[Data for this task]
• • •
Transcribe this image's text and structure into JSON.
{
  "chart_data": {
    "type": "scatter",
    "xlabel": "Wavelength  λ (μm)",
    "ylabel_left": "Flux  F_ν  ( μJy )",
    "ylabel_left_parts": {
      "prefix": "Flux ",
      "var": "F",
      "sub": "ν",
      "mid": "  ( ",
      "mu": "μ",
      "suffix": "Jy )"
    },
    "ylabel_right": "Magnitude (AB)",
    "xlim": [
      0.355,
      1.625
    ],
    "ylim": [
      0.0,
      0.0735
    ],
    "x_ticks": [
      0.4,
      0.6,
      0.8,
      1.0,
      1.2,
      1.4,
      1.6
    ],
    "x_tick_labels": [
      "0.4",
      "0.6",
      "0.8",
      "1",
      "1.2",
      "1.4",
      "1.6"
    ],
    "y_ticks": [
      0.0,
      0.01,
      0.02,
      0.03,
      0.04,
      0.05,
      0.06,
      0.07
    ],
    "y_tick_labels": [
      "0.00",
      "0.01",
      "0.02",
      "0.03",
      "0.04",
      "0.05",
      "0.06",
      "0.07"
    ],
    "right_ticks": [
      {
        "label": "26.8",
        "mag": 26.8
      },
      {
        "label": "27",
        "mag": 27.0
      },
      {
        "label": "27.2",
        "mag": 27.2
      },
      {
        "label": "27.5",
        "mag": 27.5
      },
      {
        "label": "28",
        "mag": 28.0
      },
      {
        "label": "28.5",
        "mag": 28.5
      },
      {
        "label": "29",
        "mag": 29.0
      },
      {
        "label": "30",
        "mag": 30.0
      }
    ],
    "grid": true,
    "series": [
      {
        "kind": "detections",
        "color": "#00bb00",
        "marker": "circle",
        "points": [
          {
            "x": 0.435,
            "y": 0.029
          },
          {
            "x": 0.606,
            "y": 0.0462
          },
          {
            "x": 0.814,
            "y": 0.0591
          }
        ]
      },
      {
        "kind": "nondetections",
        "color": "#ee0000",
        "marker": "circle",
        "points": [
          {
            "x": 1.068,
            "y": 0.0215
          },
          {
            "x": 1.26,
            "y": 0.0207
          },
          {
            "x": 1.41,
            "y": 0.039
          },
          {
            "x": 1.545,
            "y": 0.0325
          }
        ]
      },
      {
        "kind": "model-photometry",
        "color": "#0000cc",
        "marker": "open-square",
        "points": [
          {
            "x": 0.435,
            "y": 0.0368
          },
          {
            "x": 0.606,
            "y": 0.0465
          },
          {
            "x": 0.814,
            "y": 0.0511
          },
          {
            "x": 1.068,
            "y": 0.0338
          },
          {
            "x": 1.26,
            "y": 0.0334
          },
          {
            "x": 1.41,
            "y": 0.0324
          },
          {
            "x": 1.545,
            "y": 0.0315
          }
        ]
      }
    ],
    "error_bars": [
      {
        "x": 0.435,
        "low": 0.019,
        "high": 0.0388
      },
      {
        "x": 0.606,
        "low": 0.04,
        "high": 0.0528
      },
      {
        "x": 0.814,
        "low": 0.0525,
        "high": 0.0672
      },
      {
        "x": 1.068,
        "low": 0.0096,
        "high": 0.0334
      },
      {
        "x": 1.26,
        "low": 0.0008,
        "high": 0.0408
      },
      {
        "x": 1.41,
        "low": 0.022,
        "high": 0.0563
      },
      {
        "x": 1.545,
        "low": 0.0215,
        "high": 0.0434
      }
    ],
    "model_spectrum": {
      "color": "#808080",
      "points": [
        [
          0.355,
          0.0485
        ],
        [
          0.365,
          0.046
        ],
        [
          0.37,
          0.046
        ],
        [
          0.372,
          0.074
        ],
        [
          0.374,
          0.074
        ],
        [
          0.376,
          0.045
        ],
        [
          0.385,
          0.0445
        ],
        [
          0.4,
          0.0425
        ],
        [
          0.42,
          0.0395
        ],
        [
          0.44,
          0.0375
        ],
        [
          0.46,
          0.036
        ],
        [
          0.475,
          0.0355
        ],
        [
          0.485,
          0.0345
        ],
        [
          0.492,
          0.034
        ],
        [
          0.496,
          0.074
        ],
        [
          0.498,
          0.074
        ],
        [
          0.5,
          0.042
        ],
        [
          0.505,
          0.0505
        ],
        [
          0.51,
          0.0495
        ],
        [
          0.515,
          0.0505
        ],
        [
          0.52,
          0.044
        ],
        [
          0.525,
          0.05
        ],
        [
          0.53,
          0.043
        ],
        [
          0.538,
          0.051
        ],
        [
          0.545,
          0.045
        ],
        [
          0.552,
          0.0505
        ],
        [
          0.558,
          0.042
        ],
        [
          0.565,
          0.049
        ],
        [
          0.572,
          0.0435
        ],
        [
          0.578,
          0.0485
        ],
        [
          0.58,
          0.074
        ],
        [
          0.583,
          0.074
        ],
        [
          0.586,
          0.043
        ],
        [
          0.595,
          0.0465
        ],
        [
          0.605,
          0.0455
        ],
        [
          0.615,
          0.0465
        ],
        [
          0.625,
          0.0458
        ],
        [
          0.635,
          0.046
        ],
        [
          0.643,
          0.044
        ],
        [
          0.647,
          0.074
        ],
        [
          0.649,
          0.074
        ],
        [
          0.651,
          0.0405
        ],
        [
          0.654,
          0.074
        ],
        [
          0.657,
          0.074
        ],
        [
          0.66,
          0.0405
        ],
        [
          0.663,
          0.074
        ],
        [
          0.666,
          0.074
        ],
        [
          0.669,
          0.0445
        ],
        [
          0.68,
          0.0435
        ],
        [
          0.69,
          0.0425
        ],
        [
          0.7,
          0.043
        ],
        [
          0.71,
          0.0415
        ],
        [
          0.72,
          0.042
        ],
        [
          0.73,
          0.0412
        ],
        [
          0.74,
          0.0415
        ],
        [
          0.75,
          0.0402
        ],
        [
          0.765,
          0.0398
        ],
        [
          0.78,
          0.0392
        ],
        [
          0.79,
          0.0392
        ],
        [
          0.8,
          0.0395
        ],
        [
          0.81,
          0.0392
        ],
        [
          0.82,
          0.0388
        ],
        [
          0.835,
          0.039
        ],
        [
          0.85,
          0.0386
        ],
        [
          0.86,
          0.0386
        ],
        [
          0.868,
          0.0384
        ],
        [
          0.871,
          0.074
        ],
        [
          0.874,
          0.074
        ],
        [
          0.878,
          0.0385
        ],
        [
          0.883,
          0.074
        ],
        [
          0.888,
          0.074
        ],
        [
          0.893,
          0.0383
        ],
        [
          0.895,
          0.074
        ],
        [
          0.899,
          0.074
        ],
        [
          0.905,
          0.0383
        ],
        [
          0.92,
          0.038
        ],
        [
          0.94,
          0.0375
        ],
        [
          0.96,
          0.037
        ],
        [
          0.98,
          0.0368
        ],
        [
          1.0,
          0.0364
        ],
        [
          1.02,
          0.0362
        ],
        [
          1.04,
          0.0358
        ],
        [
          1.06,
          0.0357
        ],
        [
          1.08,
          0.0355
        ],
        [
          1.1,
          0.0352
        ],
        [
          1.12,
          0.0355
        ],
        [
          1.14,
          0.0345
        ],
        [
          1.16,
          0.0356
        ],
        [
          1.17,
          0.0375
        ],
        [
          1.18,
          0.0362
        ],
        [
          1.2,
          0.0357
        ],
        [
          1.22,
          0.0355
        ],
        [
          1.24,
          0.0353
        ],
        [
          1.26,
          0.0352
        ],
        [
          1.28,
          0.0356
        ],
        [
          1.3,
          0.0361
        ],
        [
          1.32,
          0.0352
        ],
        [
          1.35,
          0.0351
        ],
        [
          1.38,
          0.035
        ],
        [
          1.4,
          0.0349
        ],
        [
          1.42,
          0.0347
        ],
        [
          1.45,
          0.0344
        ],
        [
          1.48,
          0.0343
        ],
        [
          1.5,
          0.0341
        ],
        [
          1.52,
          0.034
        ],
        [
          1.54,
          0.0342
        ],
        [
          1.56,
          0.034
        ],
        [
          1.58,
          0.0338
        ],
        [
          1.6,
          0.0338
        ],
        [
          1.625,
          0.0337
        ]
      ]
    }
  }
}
• • •
[Aim] Pull out all lines from the listing that contain the string "kind".

[Problem solution]
        "kind": "detections",
        "kind": "nondetections",
        "kind": "model-photometry",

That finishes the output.